** start DATASET RECORDS **
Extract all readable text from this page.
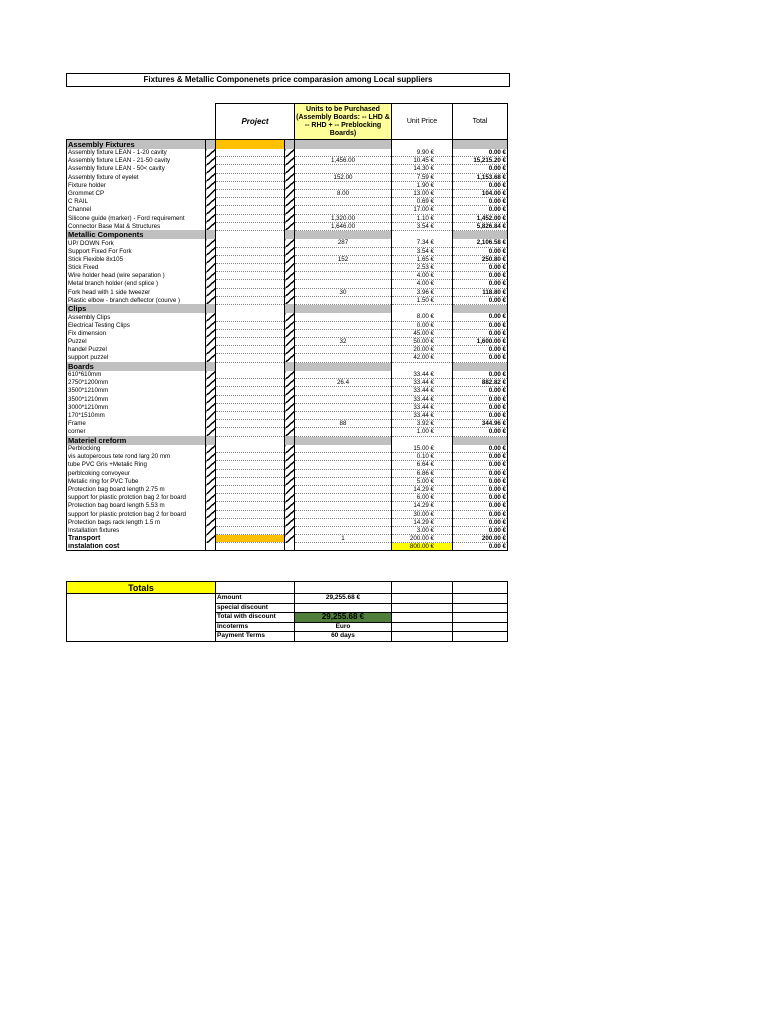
Fixtures & Metallic Componenets price comparasion among Local suppliers
Project	Units to be Purchased (Assembly Boards: -- LHD & -- RHD + -- Preblocking Boards)	Unit Price	Total
Assembly Fixtures						
Assembly fixture LEAN - 1-20 cavity					9.90 €	0.00 €
Assembly fixture LEAN - 21-50 cavity				1,456.00	10.45 €	15,215.20 €
Assembly fixture LEAN - 50< cavity					14.30 €	0.00 €
Assembly fixture of eyelet				152.00	7.59 €	1,153.68 €
Fixture holder					1.90 €	0.00 €
Grommet CP				8.00	13.00 €	104.00 €
C RAIL					0.69 €	0.00 €
Channel					17.00 €	0.00 €
Silicone guide (marker) - Ford requirement				1,320.00	1.10 €	1,452.00 €
Connector Base Mat & Structures				1,646.00	3.54 €	5,826.84 €
Metallic Components						
UP/ DOWN Fork				287	7.34 €	2,106.58 €
Support Fixed For Fork					3.54 €	0.00 €
Stick Flexible 8x105				152	1.65 €	250.80 €
Stick Fixed					2.53 €	0.00 €
Wire holder head (wire separation )					4.00 €	0.00 €
Metal branch holder (end splice )					4.00 €	0.00 €
Fork head with 1 side tweezer				30	3.96 €	118.80 €
Plastic elbow - branch deflector (courve )					1.50 €	0.00 €
Clips						
Assembly Clips					8.00 €	0.00 €
Electrical Testing Clips					0.00 €	0.00 €
Fix dimension					45.00 €	0.00 €
Puzzel				32	50.00 €	1,600.00 €
handel Puzzel					20.00 €	0.00 €
support puzzel					42.00 €	0.00 €
Boards						
610*610mm					33.44 €	0.00 €
2750*1200mm				26.4	33.44 €	882.82 €
3500*1210mm					33.44 €	0.00 €
3500*1210mm					33.44 €	0.00 €
3000*1210mm					33.44 €	0.00 €
170*1510mm					33.44 €	0.00 €
Frame				88	3.92 €	344.96 €
corner					1.00 €	0.00 €
Materiel creform						
Perblocking					15.00 €	0.00 €
vis autopercous tete rond larg 20 mm					0.10 €	0.00 €
tube PVC Gris +Metalic Ring					6.64 €	0.00 €
perblcoking convoyeur					6.86 €	0.00 €
Metalic ring for PVC Tube					5.00 €	0.00 €
Protection bag board length 2.75 m					14.29 €	0.00 €
support for plastic protction bag 2 for board					6.00 €	0.00 €
Protection bag board length 5.53 m					14.29 €	0.00 €
support for plastic protction bag 2 for board					30.00 €	0.00 €
Protection bags rack length 1.5 m					14.29 €	0.00 €
Installation fixtures					3.00 €	0.00 €
Transport				1	200.00 €	200.00 €
instalation cost					800.00 €	0.00 €
Totals				
	Amount	29,255.68 €		
	special discount			
	Total with discount	29,255.68 €		
	Incoterms	Euro		
	Payment Terms	60 days		
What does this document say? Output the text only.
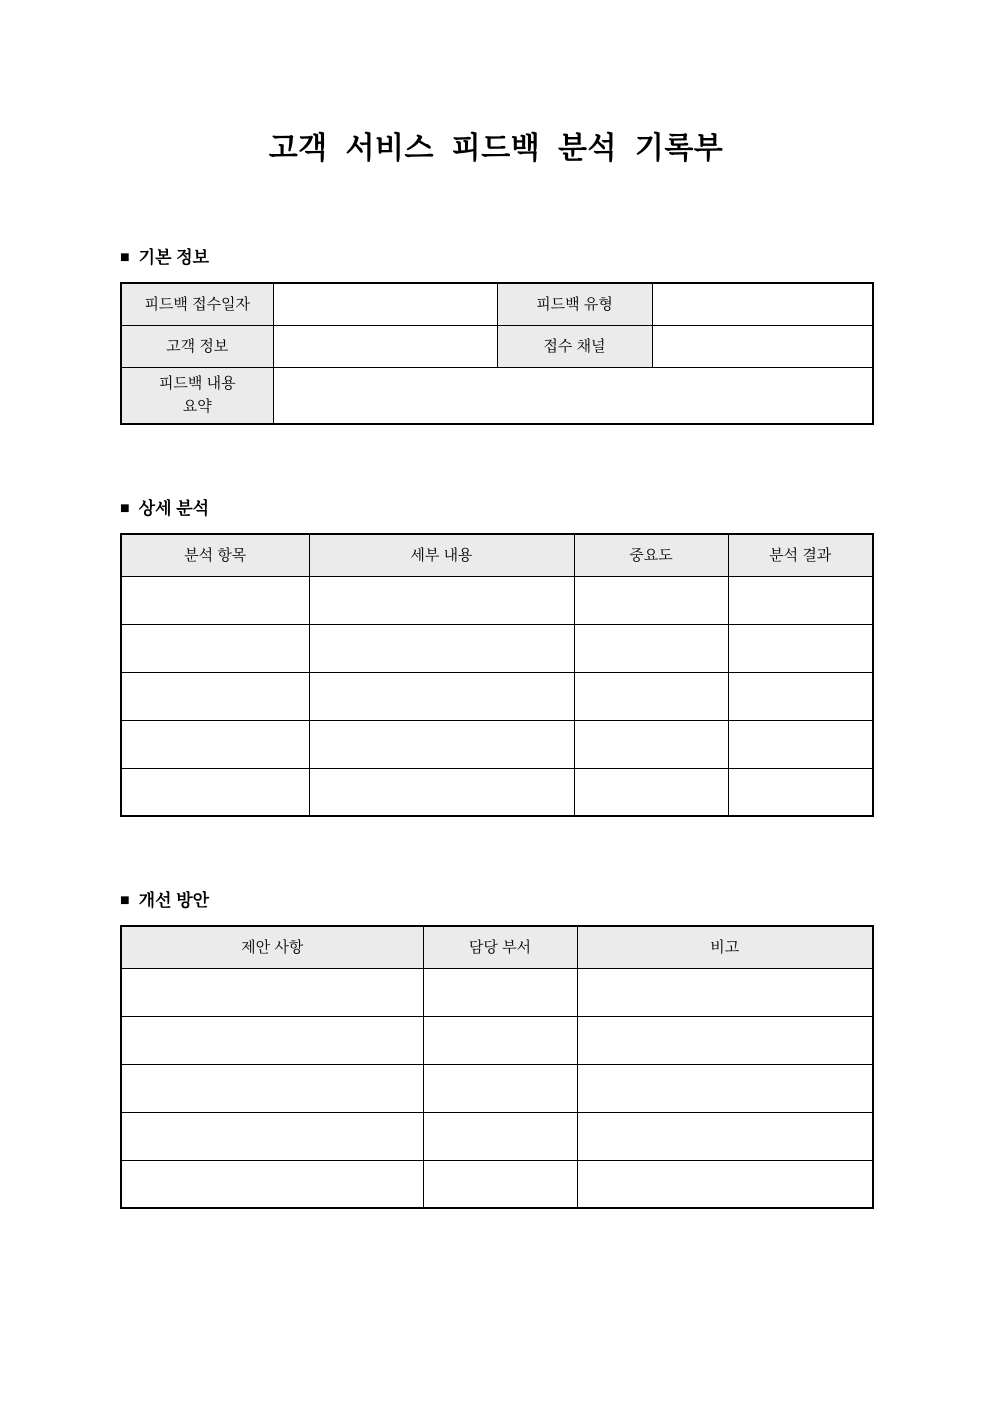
고객 서비스 피드백 분석 기록부
■ 기본 정보
피드백 접수일자		피드백 유형	
고객 정보		접수 채널	
피드백 내용
요약			
■ 상세 분석
분석 항목	세부 내용	중요도	분석 결과

■ 개선 방안
제안 사항	담당 부서	비고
** end DATASET RECORDS **
* **WRITTEN EXERCISE**
Working from the line that contains "What does this" to the last line of the listing, please quote each line exactly, pictures excluded.

* **EXERCISE RESULT**
What does this document say? Output the text only.
고객 서비스 피드백 분석 기록부
■ 기본 정보
피드백 접수일자		피드백 유형	
고객 정보		접수 채널	
피드백 내용
요약			
■ 상세 분석
분석 항목	세부 내용	중요도	분석 결과

■ 개선 방안
제안 사항	담당 부서	비고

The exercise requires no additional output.